Tag Archives: transfer rumors

Join Our Fantasy Soccer Mini-League

To Arsene Wenger’s considerable chagrin, the new Premier League season is scheduled tofantasy prem begin on August 8, the earliest kickoff date in more than 15 years. “Moving the fixture calendar forward deeply affects pre-season,” Wenger complained last May. “Where is the time for recovery?”

Wenger’s concerns about insufficient recovery time are perfectly valid: Arsenal attacker Alexis Sanchez, who played for Chile in the Copa America final on July 5, only just returned from what no sane person could possibly describe as a relaxing summer vacation.

But the real victims of the August 8 kickoff aren’t the tired, vacation-deprived players running hills at some training camp in Dubai. They are the legions of virtual coaches – the Singaporean Sir Alex, the Guangzhou Guardiola, the Jose Mourinho of southeastern Kentucky – forced to expedite their intricate preparations for the fast-approaching Fantasy Premier League season. Is it really fair to require coaches to finalize their fantasy lineups, to wager their dignity on the mental strength and physical endurance of 14 well-paid strangers, a full three weeks before the summer transfer window closes? Don’t the Premier League schedule gods understand how long it takes to analyze a color-coded Excel spreadsheet charting the complicated history of Wayne Rooney’s fish-and-chips habit? Doesn’t league executive Richard Scudamore recognize that, faced with a ludicrously tight deadline, even the calmest, most levelheaded fantasists, the Xavis and Iniestas of their chosen vocation, end up foolishly employing ill-advised strategies and misbegotten transfer policies?

Short problem 1 >> Print the stretch of the records from their first line through the line that contains "- stair-core: [347, 183, 365, 206]", with both ends included and nothing changed.
Short problem 2 >> Please carry on the fantasy soccer article from the point where it stops.
The fantasy soccer article and the records come from separate sources.

Bounding box entries >>
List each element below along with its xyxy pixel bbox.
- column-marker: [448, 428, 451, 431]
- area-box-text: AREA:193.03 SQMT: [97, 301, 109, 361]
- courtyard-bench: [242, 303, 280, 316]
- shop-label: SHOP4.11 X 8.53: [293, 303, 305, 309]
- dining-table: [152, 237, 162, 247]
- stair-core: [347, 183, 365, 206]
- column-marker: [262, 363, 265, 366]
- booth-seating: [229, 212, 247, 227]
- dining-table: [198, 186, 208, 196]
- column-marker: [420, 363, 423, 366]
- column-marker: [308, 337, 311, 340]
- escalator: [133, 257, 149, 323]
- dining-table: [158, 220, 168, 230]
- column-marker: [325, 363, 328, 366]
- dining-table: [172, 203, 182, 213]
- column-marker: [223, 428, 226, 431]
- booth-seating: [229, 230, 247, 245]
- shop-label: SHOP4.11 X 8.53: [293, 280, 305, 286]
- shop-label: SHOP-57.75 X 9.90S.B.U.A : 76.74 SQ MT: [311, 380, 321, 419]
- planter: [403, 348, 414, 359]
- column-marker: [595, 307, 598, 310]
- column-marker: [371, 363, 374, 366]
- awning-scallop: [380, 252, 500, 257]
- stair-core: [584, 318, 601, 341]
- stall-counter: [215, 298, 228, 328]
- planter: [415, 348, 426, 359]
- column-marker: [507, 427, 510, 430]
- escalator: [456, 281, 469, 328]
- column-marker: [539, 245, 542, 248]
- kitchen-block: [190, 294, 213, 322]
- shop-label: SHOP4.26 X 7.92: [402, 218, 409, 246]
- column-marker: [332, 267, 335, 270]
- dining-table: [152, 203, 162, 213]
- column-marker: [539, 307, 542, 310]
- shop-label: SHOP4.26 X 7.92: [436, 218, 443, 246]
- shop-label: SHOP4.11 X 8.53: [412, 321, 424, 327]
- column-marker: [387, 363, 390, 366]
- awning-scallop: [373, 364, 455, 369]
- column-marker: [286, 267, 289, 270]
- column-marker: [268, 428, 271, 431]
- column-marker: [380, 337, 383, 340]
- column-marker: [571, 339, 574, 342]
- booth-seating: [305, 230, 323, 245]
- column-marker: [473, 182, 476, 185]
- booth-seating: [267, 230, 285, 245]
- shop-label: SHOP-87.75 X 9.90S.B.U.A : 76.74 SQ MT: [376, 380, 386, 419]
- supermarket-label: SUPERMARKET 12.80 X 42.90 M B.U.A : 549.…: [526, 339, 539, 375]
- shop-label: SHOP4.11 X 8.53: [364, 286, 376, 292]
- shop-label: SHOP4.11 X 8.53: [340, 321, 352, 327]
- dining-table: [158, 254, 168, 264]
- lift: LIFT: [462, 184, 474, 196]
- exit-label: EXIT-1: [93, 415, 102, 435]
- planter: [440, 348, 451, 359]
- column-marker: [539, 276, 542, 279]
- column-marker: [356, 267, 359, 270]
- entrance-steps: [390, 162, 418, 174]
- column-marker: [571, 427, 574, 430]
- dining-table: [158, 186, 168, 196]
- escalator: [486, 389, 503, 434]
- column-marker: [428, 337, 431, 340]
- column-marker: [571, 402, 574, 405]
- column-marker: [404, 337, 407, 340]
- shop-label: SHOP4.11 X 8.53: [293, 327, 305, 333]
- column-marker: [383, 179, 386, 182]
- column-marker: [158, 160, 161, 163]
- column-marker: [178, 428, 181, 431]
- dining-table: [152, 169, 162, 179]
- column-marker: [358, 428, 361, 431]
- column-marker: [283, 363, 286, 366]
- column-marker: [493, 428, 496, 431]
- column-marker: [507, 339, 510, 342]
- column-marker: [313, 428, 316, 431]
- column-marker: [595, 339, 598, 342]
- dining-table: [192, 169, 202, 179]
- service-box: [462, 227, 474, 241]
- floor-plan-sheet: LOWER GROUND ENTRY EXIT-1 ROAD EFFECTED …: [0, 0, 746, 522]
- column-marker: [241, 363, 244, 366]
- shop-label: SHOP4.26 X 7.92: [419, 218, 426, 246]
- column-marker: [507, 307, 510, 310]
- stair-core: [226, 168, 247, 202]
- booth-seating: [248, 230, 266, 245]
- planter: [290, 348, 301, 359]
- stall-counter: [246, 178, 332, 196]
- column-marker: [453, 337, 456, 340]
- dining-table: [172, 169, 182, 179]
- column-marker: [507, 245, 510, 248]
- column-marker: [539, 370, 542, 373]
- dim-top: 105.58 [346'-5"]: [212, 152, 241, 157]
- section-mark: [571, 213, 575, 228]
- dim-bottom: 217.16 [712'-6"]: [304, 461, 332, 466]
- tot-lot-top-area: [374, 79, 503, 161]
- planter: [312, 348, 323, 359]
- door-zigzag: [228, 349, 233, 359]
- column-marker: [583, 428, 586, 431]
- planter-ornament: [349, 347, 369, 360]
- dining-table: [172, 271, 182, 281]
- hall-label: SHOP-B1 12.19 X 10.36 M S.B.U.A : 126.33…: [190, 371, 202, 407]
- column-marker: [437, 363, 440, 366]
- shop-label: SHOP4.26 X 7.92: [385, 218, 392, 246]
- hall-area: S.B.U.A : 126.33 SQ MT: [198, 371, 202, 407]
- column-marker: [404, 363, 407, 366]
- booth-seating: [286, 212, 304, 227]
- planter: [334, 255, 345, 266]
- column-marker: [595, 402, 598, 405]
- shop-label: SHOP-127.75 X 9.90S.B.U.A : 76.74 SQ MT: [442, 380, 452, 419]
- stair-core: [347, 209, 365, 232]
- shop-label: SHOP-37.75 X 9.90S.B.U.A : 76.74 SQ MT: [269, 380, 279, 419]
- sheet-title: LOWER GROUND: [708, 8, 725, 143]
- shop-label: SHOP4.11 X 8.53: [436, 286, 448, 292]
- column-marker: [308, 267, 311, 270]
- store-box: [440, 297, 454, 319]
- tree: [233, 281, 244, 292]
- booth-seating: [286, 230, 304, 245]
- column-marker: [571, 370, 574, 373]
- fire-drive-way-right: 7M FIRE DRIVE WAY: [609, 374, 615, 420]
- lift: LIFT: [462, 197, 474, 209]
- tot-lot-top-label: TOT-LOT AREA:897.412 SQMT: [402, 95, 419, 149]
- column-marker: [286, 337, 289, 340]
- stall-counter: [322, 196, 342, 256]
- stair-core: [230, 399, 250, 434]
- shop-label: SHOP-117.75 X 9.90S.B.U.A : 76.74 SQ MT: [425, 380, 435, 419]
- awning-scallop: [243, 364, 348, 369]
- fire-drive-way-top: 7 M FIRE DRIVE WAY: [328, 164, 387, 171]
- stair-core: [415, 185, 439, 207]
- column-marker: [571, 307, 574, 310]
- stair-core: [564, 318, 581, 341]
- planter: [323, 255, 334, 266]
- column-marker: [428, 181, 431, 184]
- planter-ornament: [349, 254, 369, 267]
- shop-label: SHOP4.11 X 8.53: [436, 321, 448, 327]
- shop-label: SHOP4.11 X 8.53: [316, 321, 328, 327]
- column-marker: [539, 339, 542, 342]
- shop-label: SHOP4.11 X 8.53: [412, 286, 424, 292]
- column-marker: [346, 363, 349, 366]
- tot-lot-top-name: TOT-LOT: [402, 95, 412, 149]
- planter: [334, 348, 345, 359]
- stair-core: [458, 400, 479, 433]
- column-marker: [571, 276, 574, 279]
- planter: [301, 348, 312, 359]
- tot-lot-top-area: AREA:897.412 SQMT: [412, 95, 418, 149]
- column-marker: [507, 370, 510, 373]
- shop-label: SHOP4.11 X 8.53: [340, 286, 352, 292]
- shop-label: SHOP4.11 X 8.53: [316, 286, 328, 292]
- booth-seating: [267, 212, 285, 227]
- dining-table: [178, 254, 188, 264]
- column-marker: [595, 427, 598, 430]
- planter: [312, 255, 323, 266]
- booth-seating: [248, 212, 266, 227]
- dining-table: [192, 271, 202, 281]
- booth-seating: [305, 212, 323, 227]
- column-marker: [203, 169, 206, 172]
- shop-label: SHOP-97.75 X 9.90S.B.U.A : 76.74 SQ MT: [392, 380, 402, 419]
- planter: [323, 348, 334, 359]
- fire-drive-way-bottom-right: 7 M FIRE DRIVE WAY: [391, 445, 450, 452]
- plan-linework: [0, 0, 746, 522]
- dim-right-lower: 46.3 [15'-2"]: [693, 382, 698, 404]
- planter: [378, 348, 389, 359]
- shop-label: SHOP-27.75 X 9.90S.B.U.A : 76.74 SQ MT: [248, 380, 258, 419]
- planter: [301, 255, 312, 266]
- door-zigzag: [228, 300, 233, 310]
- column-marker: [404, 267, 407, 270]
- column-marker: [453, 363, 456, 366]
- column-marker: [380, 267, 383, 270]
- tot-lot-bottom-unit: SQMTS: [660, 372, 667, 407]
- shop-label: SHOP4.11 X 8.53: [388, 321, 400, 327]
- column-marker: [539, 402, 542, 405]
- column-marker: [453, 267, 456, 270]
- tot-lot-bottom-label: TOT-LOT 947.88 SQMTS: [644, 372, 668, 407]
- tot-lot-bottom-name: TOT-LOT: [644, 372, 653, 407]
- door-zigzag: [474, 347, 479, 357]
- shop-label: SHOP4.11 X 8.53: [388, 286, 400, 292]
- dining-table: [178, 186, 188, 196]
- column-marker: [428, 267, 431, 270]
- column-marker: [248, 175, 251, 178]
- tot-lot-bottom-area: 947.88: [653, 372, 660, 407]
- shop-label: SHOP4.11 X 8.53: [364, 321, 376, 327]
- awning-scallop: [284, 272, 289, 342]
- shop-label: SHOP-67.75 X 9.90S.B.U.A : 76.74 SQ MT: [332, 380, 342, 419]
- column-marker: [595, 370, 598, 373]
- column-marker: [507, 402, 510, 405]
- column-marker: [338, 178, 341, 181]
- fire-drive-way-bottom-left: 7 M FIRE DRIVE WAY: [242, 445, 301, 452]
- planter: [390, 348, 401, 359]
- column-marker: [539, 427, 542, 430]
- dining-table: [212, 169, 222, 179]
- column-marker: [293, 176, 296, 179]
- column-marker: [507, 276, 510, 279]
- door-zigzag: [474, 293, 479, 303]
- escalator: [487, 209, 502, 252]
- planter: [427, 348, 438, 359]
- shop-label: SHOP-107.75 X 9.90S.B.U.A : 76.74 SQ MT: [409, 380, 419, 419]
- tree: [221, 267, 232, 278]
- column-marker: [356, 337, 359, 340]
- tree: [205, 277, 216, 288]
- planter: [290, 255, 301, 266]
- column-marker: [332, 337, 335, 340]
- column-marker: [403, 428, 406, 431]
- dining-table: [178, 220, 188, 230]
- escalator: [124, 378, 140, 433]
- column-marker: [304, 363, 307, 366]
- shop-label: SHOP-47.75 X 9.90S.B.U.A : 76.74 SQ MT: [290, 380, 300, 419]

Written answer 1 >>
List each element below along with its xyxy pixel bbox.
- column-marker: [448, 428, 451, 431]
- area-box-text: AREA:193.03 SQMT: [97, 301, 109, 361]
- courtyard-bench: [242, 303, 280, 316]
- shop-label: SHOP4.11 X 8.53: [293, 303, 305, 309]
- dining-table: [152, 237, 162, 247]
- stair-core: [347, 183, 365, 206]

Written answer 2 >>
Sadly, there’s nothing any of us can do about the soulless machinations of the Greatest League on Earth. So I’d like to cordially invite you all to join the In For The Hat Trick fantasy mini-league on premierleague.com. I’m going to withhold the entrance code for a few more paragraphs, however. You deserve to know what you’re signing up for.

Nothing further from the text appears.